> Given problem
State how many lines in these records contain the word "page", and nothing else.

> Material for this exercise
▽

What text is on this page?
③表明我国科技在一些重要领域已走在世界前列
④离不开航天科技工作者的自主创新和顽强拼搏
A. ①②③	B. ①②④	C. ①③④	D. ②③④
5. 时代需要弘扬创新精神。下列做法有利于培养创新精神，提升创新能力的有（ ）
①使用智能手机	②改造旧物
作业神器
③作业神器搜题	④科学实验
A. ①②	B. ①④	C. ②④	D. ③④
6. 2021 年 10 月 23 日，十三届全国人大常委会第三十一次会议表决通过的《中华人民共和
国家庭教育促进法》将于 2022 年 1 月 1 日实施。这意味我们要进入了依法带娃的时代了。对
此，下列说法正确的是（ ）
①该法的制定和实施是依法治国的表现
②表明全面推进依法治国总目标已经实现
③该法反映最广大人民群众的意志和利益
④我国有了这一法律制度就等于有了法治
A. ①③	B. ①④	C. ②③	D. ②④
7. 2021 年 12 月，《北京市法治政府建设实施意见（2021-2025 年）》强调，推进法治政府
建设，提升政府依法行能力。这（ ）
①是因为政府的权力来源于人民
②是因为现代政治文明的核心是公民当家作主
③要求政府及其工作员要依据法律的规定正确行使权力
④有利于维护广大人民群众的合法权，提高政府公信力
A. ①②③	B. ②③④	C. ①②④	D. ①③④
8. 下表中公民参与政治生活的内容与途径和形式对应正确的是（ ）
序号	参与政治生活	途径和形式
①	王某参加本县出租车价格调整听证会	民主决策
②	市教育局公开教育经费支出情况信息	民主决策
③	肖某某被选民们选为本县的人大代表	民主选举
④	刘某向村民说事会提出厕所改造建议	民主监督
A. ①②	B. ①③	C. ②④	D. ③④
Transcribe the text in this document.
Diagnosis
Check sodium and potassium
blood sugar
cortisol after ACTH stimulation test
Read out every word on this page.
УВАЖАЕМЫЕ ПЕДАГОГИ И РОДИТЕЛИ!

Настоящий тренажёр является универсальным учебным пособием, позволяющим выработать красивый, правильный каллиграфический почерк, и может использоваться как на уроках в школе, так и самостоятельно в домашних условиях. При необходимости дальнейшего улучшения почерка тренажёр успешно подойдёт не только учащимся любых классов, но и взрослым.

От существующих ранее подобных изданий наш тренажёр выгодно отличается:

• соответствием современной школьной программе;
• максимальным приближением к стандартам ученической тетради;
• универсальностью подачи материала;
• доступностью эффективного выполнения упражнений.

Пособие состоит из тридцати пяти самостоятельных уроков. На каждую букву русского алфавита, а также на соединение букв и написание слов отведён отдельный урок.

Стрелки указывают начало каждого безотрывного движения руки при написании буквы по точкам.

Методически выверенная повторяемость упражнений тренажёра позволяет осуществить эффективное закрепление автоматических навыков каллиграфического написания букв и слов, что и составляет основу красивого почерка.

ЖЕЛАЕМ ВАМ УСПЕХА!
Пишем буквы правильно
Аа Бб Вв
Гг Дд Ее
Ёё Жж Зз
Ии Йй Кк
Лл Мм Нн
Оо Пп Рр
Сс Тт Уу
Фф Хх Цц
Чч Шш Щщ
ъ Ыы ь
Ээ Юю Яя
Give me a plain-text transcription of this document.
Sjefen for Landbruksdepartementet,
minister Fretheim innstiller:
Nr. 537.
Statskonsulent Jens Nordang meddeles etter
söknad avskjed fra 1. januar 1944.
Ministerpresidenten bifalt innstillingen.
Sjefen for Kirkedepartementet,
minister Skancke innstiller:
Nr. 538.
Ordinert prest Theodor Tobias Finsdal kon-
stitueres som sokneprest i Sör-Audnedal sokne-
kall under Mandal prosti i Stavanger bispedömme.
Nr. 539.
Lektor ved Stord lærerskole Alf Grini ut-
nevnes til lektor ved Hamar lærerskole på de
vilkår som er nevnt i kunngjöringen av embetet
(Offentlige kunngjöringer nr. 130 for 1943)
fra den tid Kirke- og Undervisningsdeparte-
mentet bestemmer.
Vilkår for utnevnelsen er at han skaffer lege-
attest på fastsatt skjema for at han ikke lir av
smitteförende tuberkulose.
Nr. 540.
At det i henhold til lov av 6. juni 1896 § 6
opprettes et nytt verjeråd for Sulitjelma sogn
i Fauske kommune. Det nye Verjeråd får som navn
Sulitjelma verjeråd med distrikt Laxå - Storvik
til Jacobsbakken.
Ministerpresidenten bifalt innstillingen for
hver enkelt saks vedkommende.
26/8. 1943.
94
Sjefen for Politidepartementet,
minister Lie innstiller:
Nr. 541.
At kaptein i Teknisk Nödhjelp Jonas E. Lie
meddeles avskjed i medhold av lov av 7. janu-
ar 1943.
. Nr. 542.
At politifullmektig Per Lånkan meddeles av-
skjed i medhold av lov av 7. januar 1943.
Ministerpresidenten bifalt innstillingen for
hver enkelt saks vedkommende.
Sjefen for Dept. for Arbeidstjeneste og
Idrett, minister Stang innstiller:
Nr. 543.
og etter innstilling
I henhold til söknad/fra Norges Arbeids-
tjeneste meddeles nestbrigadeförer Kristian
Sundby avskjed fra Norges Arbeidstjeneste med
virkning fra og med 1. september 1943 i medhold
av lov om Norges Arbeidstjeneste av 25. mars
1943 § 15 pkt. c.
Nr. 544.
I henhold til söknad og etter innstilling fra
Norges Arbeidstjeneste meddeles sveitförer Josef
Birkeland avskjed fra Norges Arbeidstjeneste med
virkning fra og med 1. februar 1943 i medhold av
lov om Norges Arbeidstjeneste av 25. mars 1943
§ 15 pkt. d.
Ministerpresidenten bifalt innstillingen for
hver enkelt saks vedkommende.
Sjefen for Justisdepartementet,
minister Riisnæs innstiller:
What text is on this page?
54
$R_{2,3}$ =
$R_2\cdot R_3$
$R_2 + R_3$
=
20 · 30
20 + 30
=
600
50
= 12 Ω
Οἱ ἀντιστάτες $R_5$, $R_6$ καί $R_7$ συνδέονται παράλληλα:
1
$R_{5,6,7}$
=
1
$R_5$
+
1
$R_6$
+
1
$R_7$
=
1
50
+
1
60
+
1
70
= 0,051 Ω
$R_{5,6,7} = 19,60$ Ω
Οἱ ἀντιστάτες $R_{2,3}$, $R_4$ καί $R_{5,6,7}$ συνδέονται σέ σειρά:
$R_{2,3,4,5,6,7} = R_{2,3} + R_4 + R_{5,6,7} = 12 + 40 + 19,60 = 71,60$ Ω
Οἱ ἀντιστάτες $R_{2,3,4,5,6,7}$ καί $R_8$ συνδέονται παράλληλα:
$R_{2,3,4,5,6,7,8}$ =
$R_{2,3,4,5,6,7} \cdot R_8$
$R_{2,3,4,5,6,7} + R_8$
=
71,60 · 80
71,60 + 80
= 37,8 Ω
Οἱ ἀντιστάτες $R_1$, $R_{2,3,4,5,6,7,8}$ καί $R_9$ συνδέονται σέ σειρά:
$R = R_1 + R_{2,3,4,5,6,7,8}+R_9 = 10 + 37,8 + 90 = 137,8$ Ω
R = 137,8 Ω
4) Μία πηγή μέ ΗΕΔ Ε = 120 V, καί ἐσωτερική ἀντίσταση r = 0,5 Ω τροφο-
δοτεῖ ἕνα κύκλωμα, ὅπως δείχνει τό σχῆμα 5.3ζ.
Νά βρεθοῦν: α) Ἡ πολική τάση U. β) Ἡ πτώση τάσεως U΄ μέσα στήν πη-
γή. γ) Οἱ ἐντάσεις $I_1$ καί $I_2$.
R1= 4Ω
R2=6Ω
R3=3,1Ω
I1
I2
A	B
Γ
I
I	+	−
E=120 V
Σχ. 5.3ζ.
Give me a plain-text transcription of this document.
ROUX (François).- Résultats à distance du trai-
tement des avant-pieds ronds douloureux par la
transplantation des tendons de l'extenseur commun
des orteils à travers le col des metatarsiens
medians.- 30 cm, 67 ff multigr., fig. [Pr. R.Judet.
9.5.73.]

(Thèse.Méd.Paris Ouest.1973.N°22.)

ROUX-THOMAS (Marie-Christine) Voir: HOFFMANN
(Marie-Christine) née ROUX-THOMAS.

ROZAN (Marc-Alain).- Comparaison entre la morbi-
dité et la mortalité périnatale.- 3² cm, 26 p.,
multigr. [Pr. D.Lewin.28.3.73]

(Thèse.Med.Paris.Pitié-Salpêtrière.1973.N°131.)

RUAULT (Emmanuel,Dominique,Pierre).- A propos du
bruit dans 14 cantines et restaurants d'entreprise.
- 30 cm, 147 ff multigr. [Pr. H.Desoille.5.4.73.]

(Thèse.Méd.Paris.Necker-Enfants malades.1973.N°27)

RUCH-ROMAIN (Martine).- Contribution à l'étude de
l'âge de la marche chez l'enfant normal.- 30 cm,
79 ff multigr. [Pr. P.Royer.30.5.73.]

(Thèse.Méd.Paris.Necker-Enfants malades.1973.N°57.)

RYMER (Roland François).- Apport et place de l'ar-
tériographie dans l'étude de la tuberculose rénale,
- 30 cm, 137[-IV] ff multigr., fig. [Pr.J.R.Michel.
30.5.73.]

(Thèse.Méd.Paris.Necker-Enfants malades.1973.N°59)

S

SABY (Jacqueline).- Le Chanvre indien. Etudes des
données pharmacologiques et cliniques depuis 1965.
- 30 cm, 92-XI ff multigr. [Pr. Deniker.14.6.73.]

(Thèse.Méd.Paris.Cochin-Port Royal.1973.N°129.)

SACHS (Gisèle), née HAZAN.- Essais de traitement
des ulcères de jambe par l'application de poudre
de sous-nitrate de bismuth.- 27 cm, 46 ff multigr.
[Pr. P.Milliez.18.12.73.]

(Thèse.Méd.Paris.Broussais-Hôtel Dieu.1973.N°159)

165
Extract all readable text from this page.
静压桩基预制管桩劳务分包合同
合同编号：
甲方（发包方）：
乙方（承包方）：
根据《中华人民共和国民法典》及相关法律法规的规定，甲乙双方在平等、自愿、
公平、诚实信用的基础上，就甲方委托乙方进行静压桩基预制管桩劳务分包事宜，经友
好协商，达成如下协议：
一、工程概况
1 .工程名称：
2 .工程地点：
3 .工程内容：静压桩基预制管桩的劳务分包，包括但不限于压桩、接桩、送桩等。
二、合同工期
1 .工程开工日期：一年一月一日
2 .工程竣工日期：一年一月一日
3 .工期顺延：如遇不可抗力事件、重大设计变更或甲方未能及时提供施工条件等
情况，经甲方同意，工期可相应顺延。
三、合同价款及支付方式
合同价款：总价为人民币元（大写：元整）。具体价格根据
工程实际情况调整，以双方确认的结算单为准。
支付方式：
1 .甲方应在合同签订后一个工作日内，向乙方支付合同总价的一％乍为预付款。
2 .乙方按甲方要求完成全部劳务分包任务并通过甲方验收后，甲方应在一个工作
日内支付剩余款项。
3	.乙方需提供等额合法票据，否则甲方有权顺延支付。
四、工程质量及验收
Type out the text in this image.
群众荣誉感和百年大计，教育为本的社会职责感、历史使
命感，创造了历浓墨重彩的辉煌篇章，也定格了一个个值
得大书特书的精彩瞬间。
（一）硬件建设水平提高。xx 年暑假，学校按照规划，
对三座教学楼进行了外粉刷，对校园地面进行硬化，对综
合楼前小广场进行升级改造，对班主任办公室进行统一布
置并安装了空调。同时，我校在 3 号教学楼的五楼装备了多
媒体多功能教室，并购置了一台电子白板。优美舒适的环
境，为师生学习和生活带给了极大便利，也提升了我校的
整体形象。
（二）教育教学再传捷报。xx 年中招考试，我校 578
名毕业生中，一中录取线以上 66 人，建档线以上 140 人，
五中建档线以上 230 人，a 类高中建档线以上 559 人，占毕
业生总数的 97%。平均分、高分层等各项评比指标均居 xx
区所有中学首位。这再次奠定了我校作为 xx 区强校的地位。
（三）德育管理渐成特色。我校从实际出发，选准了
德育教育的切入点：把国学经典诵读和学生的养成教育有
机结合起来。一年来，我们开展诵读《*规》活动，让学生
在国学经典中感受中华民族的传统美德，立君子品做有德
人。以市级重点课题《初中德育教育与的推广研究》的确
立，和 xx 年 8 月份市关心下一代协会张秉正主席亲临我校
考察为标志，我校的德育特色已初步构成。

△

> Output of the task
4